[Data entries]
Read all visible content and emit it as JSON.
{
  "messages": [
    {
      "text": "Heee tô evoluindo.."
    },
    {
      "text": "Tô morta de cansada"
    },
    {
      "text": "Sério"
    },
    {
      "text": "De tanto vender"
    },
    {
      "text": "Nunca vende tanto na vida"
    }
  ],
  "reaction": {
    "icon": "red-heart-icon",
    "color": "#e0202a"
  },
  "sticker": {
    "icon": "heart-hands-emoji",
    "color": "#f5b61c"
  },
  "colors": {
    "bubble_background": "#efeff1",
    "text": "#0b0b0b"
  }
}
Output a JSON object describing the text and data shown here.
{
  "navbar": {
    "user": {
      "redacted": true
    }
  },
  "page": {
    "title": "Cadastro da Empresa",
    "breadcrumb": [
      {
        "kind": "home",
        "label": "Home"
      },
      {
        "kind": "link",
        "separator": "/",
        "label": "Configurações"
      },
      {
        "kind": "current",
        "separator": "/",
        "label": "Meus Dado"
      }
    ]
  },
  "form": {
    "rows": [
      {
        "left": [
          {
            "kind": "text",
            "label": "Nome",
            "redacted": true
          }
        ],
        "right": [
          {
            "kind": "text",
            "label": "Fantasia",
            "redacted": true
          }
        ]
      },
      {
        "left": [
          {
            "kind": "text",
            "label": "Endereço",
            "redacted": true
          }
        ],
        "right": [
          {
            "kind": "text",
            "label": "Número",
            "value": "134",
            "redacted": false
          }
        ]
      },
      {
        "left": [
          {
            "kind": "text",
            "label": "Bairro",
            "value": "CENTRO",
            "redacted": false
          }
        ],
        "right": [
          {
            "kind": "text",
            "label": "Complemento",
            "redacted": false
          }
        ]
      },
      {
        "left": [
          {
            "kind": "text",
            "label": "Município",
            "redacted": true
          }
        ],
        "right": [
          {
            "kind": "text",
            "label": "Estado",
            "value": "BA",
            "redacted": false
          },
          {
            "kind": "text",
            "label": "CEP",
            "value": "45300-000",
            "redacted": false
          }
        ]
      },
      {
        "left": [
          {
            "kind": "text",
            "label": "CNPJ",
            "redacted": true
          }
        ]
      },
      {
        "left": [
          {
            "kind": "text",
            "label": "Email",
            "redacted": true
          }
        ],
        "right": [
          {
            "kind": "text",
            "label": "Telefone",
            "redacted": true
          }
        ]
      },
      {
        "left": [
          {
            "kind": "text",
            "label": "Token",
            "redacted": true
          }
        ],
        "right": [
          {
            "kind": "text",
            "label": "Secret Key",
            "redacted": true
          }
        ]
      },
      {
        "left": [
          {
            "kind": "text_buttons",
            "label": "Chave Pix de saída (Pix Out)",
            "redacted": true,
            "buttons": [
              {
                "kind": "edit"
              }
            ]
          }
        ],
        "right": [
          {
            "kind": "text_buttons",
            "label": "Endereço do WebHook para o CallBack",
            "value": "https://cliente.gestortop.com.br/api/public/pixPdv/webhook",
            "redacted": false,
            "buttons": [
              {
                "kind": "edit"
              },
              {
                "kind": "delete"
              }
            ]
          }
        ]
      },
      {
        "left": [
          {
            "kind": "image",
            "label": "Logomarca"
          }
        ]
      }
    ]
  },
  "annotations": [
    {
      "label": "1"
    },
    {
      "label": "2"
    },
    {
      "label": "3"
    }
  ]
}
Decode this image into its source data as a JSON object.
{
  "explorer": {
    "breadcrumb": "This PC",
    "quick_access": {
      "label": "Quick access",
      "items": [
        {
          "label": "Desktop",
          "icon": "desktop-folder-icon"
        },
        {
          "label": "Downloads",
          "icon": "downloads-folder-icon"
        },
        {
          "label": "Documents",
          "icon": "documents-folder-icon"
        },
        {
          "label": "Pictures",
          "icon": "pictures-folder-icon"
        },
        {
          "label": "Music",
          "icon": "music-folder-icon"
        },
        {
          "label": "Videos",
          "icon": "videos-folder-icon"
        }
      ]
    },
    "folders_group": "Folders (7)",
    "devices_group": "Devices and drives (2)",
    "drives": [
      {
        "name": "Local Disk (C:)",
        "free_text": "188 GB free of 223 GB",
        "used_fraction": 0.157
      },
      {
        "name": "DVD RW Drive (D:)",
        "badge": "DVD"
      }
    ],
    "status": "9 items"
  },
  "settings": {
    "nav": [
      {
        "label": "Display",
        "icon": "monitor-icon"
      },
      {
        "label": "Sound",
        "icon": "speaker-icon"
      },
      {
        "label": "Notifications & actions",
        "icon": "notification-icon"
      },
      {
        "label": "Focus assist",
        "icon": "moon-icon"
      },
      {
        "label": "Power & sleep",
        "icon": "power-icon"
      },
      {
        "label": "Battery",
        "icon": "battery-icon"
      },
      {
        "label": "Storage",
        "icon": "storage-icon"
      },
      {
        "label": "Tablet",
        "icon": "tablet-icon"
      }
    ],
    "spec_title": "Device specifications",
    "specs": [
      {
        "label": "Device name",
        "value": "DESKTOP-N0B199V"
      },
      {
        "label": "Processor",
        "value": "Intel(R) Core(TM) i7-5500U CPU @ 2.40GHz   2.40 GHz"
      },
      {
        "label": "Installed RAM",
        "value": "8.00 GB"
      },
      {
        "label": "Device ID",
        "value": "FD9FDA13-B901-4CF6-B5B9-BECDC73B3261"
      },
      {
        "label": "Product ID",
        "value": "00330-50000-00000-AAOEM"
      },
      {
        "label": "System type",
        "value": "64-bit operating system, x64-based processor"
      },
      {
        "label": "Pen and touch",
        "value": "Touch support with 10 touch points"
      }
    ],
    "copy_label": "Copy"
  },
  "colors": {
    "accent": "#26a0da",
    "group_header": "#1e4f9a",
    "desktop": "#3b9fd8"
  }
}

**Directions for this task**
Each entry is to be returned in full, character for character.

**Expected answer**
Read all visible content and emit it as JSON.
{
  "messages": [
    {
      "text": "Heee tô evoluindo.."
    },
    {
      "text": "Tô morta de cansada"
    },
    {
      "text": "Sério"
    },
    {
      "text": "De tanto vender"
    },
    {
      "text": "Nunca vende tanto na vida"
    }
  ],
  "reaction": {
    "icon": "red-heart-icon",
    "color": "#e0202a"
  },
  "sticker": {
    "icon": "heart-hands-emoji",
    "color": "#f5b61c"
  },
  "colors": {
    "bubble_background": "#efeff1",
    "text": "#0b0b0b"
  }
}
Output a JSON object describing the text and data shown here.
{
  "navbar": {
    "user": {
      "redacted": true
    }
  },
  "page": {
    "title": "Cadastro da Empresa",
    "breadcrumb": [
      {
        "kind": "home",
        "label": "Home"
      },
      {
        "kind": "link",
        "separator": "/",
        "label": "Configurações"
      },
      {
        "kind": "current",
        "separator": "/",
        "label": "Meus Dado"
      }
    ]
  },
  "form": {
    "rows": [
      {
        "left": [
          {
            "kind": "text",
            "label": "Nome",
            "redacted": true
          }
        ],
        "right": [
          {
            "kind": "text",
            "label": "Fantasia",
            "redacted": true
          }
        ]
      },
      {
        "left": [
          {
            "kind": "text",
            "label": "Endereço",
            "redacted": true
          }
        ],
        "right": [
          {
            "kind": "text",
            "label": "Número",
            "value": "134",
            "redacted": false
          }
        ]
      },
      {
        "left": [
          {
            "kind": "text",
            "label": "Bairro",
            "value": "CENTRO",
            "redacted": false
          }
        ],
        "right": [
          {
            "kind": "text",
            "label": "Complemento",
            "redacted": false
          }
        ]
      },
      {
        "left": [
          {
            "kind": "text",
            "label": "Município",
            "redacted": true
          }
        ],
        "right": [
          {
            "kind": "text",
            "label": "Estado",
            "value": "BA",
            "redacted": false
          },
          {
            "kind": "text",
            "label": "CEP",
            "value": "45300-000",
            "redacted": false
          }
        ]
      },
      {
        "left": [
          {
            "kind": "text",
            "label": "CNPJ",
            "redacted": true
          }
        ]
      },
      {
        "left": [
          {
            "kind": "text",
            "label": "Email",
            "redacted": true
          }
        ],
        "right": [
          {
            "kind": "text",
            "label": "Telefone",
            "redacted": true
          }
        ]
      },
      {
        "left": [
          {
            "kind": "text",
            "label": "Token",
            "redacted": true
          }
        ],
        "right": [
          {
            "kind": "text",
            "label": "Secret Key",
            "redacted": true
          }
        ]
      },
      {
        "left": [
          {
            "kind": "text_buttons",
            "label": "Chave Pix de saída (Pix Out)",
            "redacted": true,
            "buttons": [
              {
                "kind": "edit"
              }
            ]
          }
        ],
        "right": [
          {
            "kind": "text_buttons",
            "label": "Endereço do WebHook para o CallBack",
            "value": "https://cliente.gestortop.com.br/api/public/pixPdv/webhook",
            "redacted": false,
            "buttons": [
              {
                "kind": "edit"
              },
              {
                "kind": "delete"
              }
            ]
          }
        ]
      },
      {
        "left": [
          {
            "kind": "image",
            "label": "Logomarca"
          }
        ]
      }
    ]
  },
  "annotations": [
    {
      "label": "1"
    },
    {
      "label": "2"
    },
    {
      "label": "3"
    }
  ]
}
Decode this image into its source data as a JSON object.
{
  "explorer": {
    "breadcrumb": "This PC",
    "quick_access": {
      "label": "Quick access",
      "items": [
        {
          "label": "Desktop",
          "icon": "desktop-folder-icon"
        },
        {
          "label": "Downloads",
          "icon": "downloads-folder-icon"
        },
        {
          "label": "Documents",
          "icon": "documents-folder-icon"
        },
        {
          "label": "Pictures",
          "icon": "pictures-folder-icon"
        },
        {
          "label": "Music",
          "icon": "music-folder-icon"
        },
        {
          "label": "Videos",
          "icon": "videos-folder-icon"
        }
      ]
    },
    "folders_group": "Folders (7)",
    "devices_group": "Devices and drives (2)",
    "drives": [
      {
        "name": "Local Disk (C:)",
        "free_text": "188 GB free of 223 GB",
        "used_fraction": 0.157
      },
      {
        "name": "DVD RW Drive (D:)",
        "badge": "DVD"
      }
    ],
    "status": "9 items"
  },
  "settings": {
    "nav": [
      {
        "label": "Display",
        "icon": "monitor-icon"
      },
      {
        "label": "Sound",
        "icon": "speaker-icon"
      },
      {
        "label": "Notifications & actions",
        "icon": "notification-icon"
      },
      {
        "label": "Focus assist",
        "icon": "moon-icon"
      },
      {
        "label": "Power & sleep",
        "icon": "power-icon"
      },
      {
        "label": "Battery",
        "icon": "battery-icon"
      },
      {
        "label": "Storage",
        "icon": "storage-icon"
      },
      {
        "label": "Tablet",
        "icon": "tablet-icon"
      }
    ],
    "spec_title": "Device specifications",
    "specs": [
      {
        "label": "Device name",
        "value": "DESKTOP-N0B199V"
      },
      {
        "label": "Processor",
        "value": "Intel(R) Core(TM) i7-5500U CPU @ 2.40GHz   2.40 GHz"
      },
      {
        "label": "Installed RAM",
        "value": "8.00 GB"
      },
      {
        "label": "Device ID",
        "value": "FD9FDA13-B901-4CF6-B5B9-BECDC73B3261"
      },
      {
        "label": "Product ID",
        "value": "00330-50000-00000-AAOEM"
      },
      {
        "label": "System type",
        "value": "64-bit operating system, x64-based processor"
      },
      {
        "label": "Pen and touch",
        "value": "Touch support with 10 touch points"
      }
    ],
    "copy_label": "Copy"
  },
  "colors": {
    "accent": "#26a0da",
    "group_header": "#1e4f9a",
    "desktop": "#3b9fd8"
  }
}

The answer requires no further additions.